>> begin EXCERPTED DATA
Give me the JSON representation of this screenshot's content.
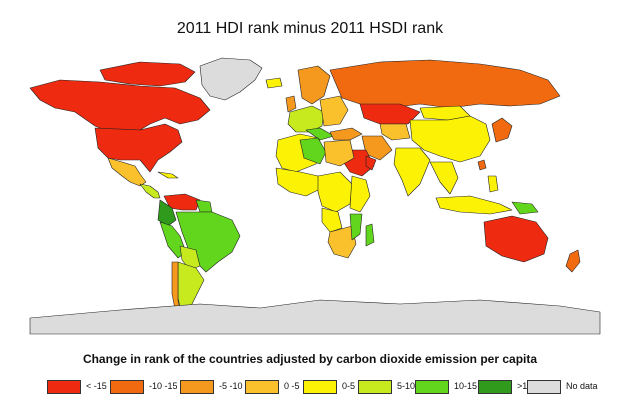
{
  "title": "2011 HDI rank minus 2011 HSDI rank",
  "subtitle": "Change in rank of the countries adjusted by carbon dioxide emission per capita",
  "colors": {
    "lt_-15": "#ee2a10",
    "-10_-15": "#f26a10",
    "-5_-10": "#f5981e",
    "0_-5": "#fbc12c",
    "0_5": "#fbf205",
    "5_10": "#c6ea1e",
    "10_15": "#62d61c",
    "gt_15": "#2f9a1c",
    "no_data": "#dcdcdc"
  },
  "legend": [
    {
      "label": "< -15",
      "color": "#ee2a10"
    },
    {
      "label": "-10  -15",
      "color": "#f26a10"
    },
    {
      "label": "-5 -10",
      "color": "#f5981e"
    },
    {
      "label": "0 -5",
      "color": "#fbc12c"
    },
    {
      "label": "0-5",
      "color": "#fbf205"
    },
    {
      "label": "5-10",
      "color": "#c6ea1e"
    },
    {
      "label": "10-15",
      "color": "#62d61c"
    },
    {
      ">15": "",
      "label": ">15",
      "color": "#2f9a1c"
    },
    {
      "label": "No data",
      "color": "#dcdcdc"
    }
  ]
}
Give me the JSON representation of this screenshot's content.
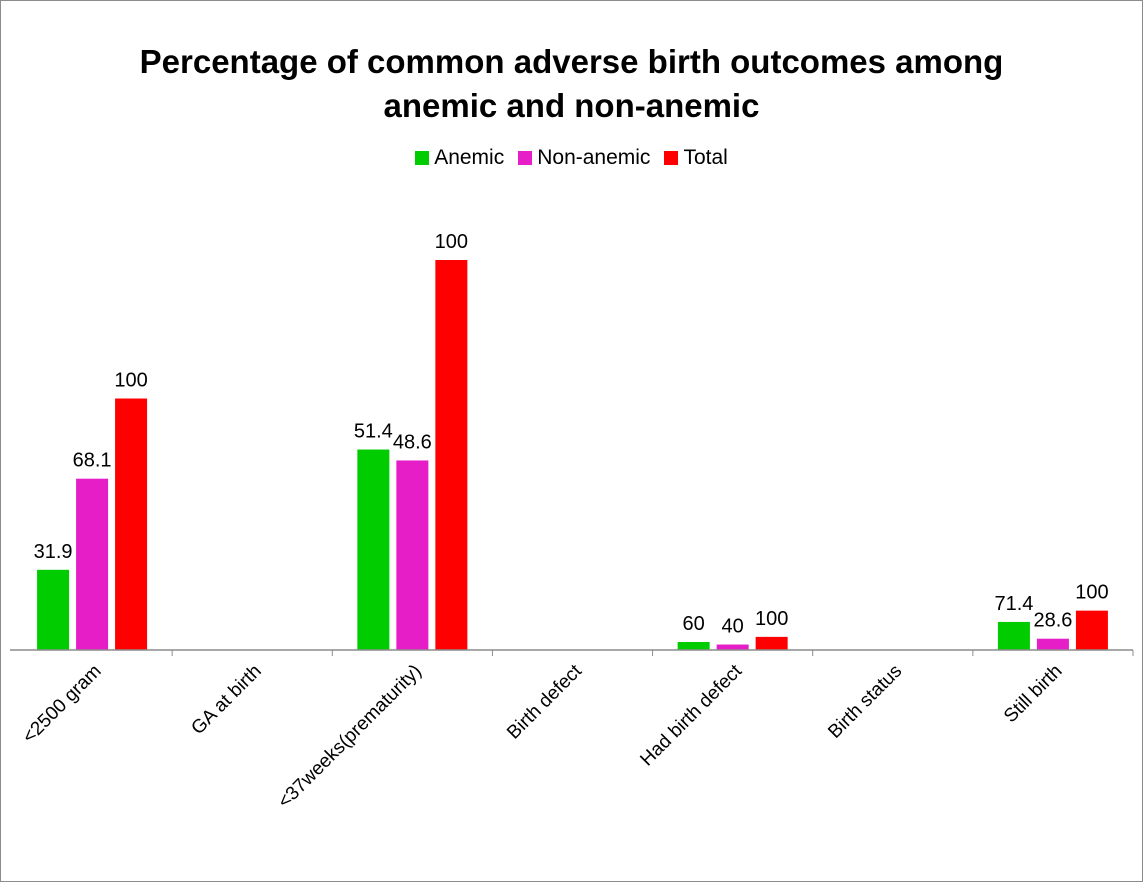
{
  "colors": {
    "anemic": "#00cc00",
    "non_anemic": "#e61ec8",
    "total": "#ff0000",
    "axis": "#8c8c8c"
  },
  "chart_data": {
    "type": "bar",
    "title": "Percentage of common  adverse birth outcomes among anemic and non-anemic",
    "title_lines": [
      "Percentage of common  adverse birth outcomes among",
      "anemic and non-anemic"
    ],
    "legend": [
      "Anemic",
      "Non-anemic",
      "Total"
    ],
    "legend_position": "top",
    "categories": [
      "<2500 gram",
      "GA at birth",
      "<37weeks(prematurity)",
      "Birth defect",
      "Had birth defect",
      "Birth status",
      "Still birth"
    ],
    "series": [
      {
        "name": "Anemic",
        "values": [
          31.9,
          null,
          51.4,
          null,
          60,
          null,
          71.4
        ],
        "heights": [
          22,
          null,
          55,
          null,
          2.2,
          null,
          7.7
        ]
      },
      {
        "name": "Non-anemic",
        "values": [
          68.1,
          null,
          48.6,
          null,
          40,
          null,
          28.6
        ],
        "heights": [
          47,
          null,
          52,
          null,
          1.5,
          null,
          3.1
        ]
      },
      {
        "name": "Total",
        "values": [
          100,
          null,
          100,
          null,
          100,
          null,
          100
        ],
        "heights": [
          69,
          null,
          107,
          null,
          3.6,
          null,
          10.8
        ]
      }
    ],
    "data_labels": [
      [
        "31.9",
        "",
        "51.4",
        "",
        "60",
        "",
        "71.4"
      ],
      [
        "68.1",
        "",
        "48.6",
        "",
        "40",
        "",
        "28.6"
      ],
      [
        "100",
        "",
        "100",
        "",
        "100",
        "",
        "100"
      ]
    ],
    "ylim": [
      0,
      107
    ],
    "grid": false,
    "xlabel": "",
    "ylabel": ""
  }
}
>> end EXCERPTED DATA
▶ _WORK TO COMPLETE_
Copy each line of the records containing the string "adverse".

▶ _ANSWER TO THE PROBLEM_
    "title": "Percentage of common  adverse birth outcomes among anemic and non-anemic",
      "Percentage of common  adverse birth outcomes among",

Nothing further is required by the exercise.